### TASK REQUIREMENTS
1. Copy the stretch from "by Nick LucchesiAnybody" through "on the web." in the article about Reddit and net neutrality, word for word.
2. According to the article about Reddit and net neutrality, how many visitors does reddit.com see each month?

### GIVEN TEXT
##############################

Reddit's Pixelated Site Perfectly Sums Why Net Neutrality is Important
"The internet's less fun when your favorite sites load slowly, isn't it?"
by Nick LucchesiAnybody who visits reddit.com today, Wednesday, July 12, will be greeted with a pixelated experience, and a message that sums up what the internet will be like if the FCC goes through with removing net neutrality protections that keep all websites loading at the same speed.
“The internet’s less fun when your favorite sites load slowly, isn’t it?,” asks Steve Huffman, the reddit CEO who goes by the handle u/spez
on the website that sees 113 million visitors a month, and depending on the month, is either the seventh or tenth-most-visited place on the web.
Huffman continues in his message to redditors: “Whether you’re here for news, AMAs, or some good old-fashioned cats in business attire, the internet’s at its best when you — not internet service providers — decide what you see online.”
Perhaps best summing it up though, was this GIF that’s on the reddit homepage today, that with only a very few words, artfully shows what your internet experience will be like if net neutrality regulations are killed:
Huffman and Alexis Ohanian, Reddit’s co-founder (u/kn0thing
) are calling on redditors “to be the heroes we need,” directing them to Battle for the Net, an activism hub set up by Fight for the Future, a Boston-based non-profit that advocates for civil liberties online.

##############################

### RECORD EXTRACTS
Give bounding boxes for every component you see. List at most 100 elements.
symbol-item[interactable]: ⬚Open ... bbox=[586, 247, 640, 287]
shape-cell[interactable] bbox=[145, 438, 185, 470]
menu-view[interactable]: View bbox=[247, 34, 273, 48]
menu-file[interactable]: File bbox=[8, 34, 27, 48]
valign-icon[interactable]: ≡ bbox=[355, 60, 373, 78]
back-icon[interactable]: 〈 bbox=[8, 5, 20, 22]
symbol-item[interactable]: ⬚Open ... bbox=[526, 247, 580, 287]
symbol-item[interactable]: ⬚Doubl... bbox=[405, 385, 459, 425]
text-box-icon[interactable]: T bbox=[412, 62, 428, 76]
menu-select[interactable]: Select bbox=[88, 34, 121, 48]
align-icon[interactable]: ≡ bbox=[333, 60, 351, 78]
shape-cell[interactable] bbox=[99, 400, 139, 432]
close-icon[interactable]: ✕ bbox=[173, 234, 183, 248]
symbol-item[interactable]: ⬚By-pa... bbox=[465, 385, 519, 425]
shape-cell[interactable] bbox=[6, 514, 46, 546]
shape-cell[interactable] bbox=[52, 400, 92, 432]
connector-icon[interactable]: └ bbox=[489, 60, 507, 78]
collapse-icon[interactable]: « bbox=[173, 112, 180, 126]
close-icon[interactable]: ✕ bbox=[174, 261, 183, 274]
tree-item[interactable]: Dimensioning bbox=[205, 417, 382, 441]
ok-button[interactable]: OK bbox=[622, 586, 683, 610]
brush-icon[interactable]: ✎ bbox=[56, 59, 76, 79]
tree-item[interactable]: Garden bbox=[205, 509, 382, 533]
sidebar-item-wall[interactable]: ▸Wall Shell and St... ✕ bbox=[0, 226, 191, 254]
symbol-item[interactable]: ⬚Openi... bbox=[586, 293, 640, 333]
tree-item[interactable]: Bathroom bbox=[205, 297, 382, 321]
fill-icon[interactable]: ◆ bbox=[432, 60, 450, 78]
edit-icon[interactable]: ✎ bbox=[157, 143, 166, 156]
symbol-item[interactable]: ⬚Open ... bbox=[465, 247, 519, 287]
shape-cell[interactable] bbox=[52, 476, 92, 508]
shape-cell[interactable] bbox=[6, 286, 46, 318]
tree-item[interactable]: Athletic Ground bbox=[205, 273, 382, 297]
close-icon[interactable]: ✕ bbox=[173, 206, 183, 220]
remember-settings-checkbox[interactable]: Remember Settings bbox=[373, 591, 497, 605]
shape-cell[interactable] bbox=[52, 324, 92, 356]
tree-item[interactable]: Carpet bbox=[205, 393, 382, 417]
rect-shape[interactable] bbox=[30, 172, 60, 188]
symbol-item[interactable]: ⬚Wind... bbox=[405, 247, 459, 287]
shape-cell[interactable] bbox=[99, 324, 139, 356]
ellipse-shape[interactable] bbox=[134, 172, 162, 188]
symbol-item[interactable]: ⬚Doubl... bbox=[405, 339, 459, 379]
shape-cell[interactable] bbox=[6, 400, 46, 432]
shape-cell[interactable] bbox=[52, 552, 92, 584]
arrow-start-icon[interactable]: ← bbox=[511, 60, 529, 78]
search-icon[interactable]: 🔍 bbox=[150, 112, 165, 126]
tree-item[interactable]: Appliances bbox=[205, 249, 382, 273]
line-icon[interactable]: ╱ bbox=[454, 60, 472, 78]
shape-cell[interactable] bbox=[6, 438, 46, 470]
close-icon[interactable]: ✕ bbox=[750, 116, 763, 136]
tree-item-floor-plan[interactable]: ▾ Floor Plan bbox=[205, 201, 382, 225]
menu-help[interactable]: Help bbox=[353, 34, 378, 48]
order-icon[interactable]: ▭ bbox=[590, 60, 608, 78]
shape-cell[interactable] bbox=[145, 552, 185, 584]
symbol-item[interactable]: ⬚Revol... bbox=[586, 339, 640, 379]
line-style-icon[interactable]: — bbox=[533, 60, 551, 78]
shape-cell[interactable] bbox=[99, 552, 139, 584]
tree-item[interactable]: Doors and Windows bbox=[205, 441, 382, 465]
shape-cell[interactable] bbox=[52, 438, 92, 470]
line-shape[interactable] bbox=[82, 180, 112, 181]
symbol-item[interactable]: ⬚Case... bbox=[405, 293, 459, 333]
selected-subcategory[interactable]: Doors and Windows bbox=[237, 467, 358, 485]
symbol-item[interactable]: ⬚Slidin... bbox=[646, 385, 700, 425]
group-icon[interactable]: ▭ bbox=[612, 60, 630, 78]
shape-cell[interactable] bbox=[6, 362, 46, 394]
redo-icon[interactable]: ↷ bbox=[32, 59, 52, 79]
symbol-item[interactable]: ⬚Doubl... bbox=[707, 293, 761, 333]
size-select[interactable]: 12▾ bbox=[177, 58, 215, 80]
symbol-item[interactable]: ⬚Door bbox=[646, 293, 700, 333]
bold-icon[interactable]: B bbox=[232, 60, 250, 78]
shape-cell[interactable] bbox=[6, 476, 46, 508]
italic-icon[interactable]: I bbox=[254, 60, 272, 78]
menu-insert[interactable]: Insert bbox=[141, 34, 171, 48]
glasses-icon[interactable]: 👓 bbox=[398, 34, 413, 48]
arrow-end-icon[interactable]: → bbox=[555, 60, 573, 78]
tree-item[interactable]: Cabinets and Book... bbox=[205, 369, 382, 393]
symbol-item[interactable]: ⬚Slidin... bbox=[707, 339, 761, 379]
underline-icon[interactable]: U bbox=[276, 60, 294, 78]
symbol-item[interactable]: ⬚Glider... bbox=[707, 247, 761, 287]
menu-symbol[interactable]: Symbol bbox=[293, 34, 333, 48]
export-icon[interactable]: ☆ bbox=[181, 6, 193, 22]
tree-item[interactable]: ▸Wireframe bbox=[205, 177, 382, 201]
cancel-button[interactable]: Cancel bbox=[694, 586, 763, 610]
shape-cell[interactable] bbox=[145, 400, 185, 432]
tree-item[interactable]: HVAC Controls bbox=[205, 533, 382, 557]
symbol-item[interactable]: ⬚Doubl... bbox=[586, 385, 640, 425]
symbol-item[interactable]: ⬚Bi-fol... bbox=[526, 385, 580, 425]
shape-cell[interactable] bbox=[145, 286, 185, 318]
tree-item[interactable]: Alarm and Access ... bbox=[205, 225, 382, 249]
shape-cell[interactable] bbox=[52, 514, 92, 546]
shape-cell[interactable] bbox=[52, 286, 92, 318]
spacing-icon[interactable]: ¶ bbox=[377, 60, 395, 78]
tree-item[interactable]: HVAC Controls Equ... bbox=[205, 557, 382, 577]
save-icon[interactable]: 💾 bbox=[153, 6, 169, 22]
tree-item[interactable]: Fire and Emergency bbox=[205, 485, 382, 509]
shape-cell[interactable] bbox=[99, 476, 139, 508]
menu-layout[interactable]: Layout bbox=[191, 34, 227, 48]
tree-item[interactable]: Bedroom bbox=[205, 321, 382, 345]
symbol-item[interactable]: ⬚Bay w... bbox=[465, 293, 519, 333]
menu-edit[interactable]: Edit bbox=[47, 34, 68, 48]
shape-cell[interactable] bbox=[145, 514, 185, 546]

##############################

### ANSWERS TO THIS EXERCISE
1.
by Nick LucchesiAnybody who visits reddit.com today, Wednesday, July 12, will be greeted with a pixelated experience, and a message that sums up what the internet will be like if the FCC goes through with removing net neutrality protections that keep all websites loading at the same speed.
“The internet’s less fun when your favorite sites load slowly, isn’t it?,” asks Steve Huffman, the reddit CEO who goes by the handle u/spez
on the website that sees 113 million visitors a month, and depending on the month, is either the seventh or tenth-most-visited place on the web.

2. 113 million visitors a month.